▶ DIRECTIONS
Count the lines that include the string "Timings", and give only that number.

▶ DATA TO PROCESS
»»

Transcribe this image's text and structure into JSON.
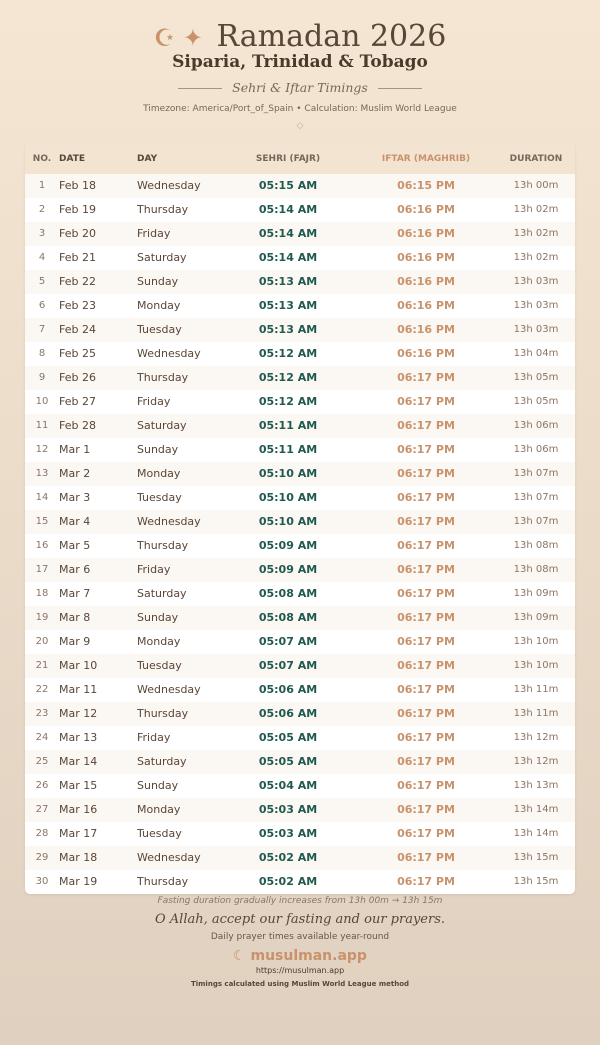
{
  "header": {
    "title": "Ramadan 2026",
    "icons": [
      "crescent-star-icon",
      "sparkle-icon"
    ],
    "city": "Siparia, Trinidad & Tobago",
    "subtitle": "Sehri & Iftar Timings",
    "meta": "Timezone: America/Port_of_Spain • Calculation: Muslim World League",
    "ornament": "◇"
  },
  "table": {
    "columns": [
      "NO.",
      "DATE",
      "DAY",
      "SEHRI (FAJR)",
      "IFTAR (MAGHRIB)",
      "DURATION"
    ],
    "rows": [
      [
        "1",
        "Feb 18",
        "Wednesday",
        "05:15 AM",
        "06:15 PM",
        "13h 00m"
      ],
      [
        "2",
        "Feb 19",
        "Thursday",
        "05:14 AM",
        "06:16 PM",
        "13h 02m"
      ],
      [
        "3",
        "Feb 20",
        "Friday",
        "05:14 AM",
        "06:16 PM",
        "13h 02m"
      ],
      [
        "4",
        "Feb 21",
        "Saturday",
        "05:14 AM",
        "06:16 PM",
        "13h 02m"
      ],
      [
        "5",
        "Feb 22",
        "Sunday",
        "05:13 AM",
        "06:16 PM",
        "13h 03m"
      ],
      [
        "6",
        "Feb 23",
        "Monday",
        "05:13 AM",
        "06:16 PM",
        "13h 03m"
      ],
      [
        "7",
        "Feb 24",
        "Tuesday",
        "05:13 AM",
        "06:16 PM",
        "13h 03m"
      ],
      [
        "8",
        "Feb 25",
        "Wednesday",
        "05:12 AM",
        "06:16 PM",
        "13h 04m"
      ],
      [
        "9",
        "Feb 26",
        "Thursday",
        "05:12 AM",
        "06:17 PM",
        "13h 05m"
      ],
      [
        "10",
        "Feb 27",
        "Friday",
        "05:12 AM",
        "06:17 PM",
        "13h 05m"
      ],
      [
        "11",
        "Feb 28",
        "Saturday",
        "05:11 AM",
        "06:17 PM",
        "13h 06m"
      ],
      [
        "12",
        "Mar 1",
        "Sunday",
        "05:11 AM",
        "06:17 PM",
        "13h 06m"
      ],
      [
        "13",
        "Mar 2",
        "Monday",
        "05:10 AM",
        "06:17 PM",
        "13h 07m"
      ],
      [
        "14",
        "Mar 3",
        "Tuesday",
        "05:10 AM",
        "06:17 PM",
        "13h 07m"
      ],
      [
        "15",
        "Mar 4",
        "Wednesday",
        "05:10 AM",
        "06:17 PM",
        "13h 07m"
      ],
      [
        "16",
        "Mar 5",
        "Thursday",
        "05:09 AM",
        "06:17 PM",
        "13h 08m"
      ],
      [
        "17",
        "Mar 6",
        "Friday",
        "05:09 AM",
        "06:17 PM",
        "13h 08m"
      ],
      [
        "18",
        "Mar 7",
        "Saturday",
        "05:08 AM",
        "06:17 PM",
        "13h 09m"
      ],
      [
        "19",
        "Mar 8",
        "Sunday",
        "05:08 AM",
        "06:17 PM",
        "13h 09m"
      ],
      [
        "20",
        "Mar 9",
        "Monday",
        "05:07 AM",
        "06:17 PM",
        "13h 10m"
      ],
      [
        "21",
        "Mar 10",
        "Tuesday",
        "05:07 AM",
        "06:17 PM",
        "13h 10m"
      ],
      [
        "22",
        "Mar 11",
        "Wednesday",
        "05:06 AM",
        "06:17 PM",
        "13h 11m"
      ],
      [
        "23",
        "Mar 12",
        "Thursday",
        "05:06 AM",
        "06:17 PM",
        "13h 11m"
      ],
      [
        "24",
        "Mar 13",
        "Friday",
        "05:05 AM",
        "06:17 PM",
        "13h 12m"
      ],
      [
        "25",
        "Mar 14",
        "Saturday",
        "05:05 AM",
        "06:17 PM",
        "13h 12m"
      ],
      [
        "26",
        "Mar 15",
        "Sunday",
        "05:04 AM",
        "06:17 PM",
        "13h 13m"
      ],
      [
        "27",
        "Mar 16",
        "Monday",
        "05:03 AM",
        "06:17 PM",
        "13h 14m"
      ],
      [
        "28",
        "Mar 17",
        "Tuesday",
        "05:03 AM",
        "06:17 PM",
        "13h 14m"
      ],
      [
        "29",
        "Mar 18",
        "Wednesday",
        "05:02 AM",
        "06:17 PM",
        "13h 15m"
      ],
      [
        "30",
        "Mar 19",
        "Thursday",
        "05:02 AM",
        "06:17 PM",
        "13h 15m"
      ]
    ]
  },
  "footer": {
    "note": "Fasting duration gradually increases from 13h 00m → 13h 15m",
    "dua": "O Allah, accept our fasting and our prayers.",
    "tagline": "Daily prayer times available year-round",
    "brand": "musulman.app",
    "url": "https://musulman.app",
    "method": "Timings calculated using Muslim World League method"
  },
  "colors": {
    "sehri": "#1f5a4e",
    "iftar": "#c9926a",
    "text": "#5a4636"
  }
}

««

▶ IN RESPONSE
2